Problem details: Could you repeat the listing word for word, starting with its very first line and going on through the line that contains "data-point: [244, 449, 262, 467]", with both ends included?

################

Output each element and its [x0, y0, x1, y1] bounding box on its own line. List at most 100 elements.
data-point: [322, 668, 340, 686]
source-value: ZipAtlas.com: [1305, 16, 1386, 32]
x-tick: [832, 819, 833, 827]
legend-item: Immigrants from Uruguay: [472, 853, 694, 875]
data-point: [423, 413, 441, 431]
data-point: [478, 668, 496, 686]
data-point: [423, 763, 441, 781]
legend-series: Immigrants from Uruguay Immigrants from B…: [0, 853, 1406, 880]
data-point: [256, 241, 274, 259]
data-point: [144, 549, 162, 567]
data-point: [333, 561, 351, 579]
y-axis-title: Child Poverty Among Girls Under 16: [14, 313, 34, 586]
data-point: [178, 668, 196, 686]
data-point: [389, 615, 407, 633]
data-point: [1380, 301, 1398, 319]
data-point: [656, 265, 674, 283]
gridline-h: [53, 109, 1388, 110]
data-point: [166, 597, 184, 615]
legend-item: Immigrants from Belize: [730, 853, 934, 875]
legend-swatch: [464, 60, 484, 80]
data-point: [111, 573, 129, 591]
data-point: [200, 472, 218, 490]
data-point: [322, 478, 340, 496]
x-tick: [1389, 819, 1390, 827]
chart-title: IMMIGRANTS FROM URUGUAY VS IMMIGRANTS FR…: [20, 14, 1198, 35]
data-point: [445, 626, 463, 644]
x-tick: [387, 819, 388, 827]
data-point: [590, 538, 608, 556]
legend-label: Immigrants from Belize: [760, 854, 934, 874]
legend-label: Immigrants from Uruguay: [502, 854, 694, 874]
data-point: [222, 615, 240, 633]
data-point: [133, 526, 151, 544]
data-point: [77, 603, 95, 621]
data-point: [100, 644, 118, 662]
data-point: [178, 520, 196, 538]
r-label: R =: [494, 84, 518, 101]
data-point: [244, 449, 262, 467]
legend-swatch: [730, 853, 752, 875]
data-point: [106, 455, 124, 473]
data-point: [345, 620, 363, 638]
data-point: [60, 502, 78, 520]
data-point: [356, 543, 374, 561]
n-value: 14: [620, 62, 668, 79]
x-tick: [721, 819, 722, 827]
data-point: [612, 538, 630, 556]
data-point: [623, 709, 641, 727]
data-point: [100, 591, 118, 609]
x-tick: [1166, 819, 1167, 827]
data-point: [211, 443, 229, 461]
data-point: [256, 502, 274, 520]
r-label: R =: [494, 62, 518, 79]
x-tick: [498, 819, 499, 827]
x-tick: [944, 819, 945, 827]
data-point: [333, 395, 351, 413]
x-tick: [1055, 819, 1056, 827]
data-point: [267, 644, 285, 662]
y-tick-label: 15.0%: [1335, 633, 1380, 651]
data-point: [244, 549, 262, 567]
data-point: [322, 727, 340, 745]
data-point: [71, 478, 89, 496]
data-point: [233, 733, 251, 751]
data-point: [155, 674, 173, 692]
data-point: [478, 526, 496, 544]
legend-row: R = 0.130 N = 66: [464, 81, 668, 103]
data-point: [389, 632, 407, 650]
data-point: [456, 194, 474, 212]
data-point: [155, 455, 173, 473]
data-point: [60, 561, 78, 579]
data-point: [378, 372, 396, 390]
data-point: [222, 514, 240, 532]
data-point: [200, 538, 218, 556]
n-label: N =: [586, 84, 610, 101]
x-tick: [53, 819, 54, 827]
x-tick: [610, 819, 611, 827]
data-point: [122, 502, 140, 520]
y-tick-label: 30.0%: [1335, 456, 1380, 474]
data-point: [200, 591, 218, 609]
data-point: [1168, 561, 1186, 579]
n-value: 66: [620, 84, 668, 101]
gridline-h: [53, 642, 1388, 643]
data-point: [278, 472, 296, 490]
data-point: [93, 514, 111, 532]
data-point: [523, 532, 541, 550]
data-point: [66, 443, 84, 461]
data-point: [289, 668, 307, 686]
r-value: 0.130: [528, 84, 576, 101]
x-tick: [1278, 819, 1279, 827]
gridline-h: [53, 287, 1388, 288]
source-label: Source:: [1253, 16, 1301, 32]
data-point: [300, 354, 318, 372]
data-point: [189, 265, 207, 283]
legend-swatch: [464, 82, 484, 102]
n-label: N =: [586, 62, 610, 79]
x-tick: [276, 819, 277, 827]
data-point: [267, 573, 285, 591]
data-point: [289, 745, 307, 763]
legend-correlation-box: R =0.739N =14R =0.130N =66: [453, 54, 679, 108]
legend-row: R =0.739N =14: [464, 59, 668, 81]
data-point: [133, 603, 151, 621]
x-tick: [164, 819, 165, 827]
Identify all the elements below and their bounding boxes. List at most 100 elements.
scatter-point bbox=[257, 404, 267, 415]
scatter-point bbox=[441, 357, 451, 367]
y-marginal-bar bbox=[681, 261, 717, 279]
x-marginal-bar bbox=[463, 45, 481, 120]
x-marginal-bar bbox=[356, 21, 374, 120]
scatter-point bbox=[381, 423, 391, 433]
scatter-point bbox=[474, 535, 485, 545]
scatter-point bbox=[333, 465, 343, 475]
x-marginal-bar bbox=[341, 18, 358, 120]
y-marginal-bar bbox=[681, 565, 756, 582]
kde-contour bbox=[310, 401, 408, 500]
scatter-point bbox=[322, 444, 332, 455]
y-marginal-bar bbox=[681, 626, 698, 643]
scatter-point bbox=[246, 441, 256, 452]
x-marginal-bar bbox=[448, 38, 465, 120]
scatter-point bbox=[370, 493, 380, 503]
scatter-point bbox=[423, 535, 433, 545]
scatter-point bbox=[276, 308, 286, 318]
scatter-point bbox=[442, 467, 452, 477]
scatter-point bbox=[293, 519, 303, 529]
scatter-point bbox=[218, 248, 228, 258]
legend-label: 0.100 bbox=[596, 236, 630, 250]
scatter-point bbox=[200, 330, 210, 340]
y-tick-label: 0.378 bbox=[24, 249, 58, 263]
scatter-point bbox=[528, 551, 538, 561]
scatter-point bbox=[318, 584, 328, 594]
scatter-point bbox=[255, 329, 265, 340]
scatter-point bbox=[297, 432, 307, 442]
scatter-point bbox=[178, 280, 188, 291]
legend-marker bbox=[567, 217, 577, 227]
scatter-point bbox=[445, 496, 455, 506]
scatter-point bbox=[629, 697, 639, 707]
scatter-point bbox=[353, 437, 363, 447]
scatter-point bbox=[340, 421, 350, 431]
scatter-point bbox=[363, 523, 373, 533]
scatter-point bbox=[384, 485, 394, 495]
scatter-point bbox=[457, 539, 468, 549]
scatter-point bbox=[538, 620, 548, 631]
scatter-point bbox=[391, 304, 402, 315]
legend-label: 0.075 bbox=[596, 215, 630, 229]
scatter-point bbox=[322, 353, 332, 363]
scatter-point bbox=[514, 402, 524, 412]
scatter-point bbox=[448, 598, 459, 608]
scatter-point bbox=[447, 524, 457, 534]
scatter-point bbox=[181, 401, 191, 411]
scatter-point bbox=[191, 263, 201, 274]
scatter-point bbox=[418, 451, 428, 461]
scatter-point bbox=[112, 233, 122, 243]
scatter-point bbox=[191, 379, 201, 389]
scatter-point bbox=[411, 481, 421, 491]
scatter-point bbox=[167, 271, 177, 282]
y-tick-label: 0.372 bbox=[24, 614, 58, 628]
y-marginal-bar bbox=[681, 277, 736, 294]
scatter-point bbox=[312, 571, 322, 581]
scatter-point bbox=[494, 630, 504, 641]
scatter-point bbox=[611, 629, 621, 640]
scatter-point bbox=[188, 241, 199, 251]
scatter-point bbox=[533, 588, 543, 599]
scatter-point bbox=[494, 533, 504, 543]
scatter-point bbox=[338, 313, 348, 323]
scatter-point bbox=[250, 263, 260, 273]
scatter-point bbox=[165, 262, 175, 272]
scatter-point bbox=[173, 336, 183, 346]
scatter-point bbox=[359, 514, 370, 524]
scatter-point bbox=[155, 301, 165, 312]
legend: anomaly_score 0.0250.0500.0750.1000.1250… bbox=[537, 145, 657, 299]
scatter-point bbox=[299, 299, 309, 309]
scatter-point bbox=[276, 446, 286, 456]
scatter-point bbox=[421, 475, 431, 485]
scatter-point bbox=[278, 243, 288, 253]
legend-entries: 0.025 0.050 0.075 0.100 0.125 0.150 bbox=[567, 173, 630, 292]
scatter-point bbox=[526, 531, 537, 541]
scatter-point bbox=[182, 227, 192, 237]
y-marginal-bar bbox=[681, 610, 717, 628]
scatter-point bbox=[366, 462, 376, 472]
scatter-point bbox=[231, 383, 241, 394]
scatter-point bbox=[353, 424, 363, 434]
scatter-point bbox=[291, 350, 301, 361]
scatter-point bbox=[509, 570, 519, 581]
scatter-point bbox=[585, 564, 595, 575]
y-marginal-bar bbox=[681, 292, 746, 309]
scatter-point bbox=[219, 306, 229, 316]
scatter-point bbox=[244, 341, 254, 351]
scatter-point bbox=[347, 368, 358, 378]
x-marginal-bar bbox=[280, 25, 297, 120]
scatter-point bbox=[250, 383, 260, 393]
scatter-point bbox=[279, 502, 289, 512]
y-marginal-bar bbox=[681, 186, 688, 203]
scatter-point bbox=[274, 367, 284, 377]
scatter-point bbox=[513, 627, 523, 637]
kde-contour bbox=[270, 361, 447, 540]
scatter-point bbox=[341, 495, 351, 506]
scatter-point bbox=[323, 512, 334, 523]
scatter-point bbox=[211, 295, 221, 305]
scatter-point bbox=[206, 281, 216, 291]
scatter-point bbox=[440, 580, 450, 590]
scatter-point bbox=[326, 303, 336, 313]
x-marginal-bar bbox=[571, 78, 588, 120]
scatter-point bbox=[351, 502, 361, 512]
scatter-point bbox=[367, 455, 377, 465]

################

Response to the exercise:
Output each element and its [x0, y0, x1, y1] bounding box on its own line. List at most 100 elements.
data-point: [322, 668, 340, 686]
source-value: ZipAtlas.com: [1305, 16, 1386, 32]
x-tick: [832, 819, 833, 827]
legend-item: Immigrants from Uruguay: [472, 853, 694, 875]
data-point: [423, 413, 441, 431]
data-point: [478, 668, 496, 686]
data-point: [423, 763, 441, 781]
legend-series: Immigrants from Uruguay Immigrants from B…: [0, 853, 1406, 880]
data-point: [256, 241, 274, 259]
data-point: [144, 549, 162, 567]
data-point: [333, 561, 351, 579]
y-axis-title: Child Poverty Among Girls Under 16: [14, 313, 34, 586]
data-point: [178, 668, 196, 686]
data-point: [389, 615, 407, 633]
data-point: [1380, 301, 1398, 319]
data-point: [656, 265, 674, 283]
gridline-h: [53, 109, 1388, 110]
data-point: [166, 597, 184, 615]
legend-item: Immigrants from Belize: [730, 853, 934, 875]
legend-swatch: [464, 60, 484, 80]
data-point: [111, 573, 129, 591]
data-point: [200, 472, 218, 490]
data-point: [322, 478, 340, 496]
x-tick: [1389, 819, 1390, 827]
chart-title: IMMIGRANTS FROM URUGUAY VS IMMIGRANTS FR…: [20, 14, 1198, 35]
data-point: [445, 626, 463, 644]
x-tick: [387, 819, 388, 827]
data-point: [590, 538, 608, 556]
legend-label: Immigrants from Belize: [760, 854, 934, 874]
legend-label: Immigrants from Uruguay: [502, 854, 694, 874]
data-point: [222, 615, 240, 633]
data-point: [133, 526, 151, 544]
data-point: [77, 603, 95, 621]
data-point: [100, 644, 118, 662]
data-point: [178, 520, 196, 538]
r-label: R =: [494, 84, 518, 101]
data-point: [244, 449, 262, 467]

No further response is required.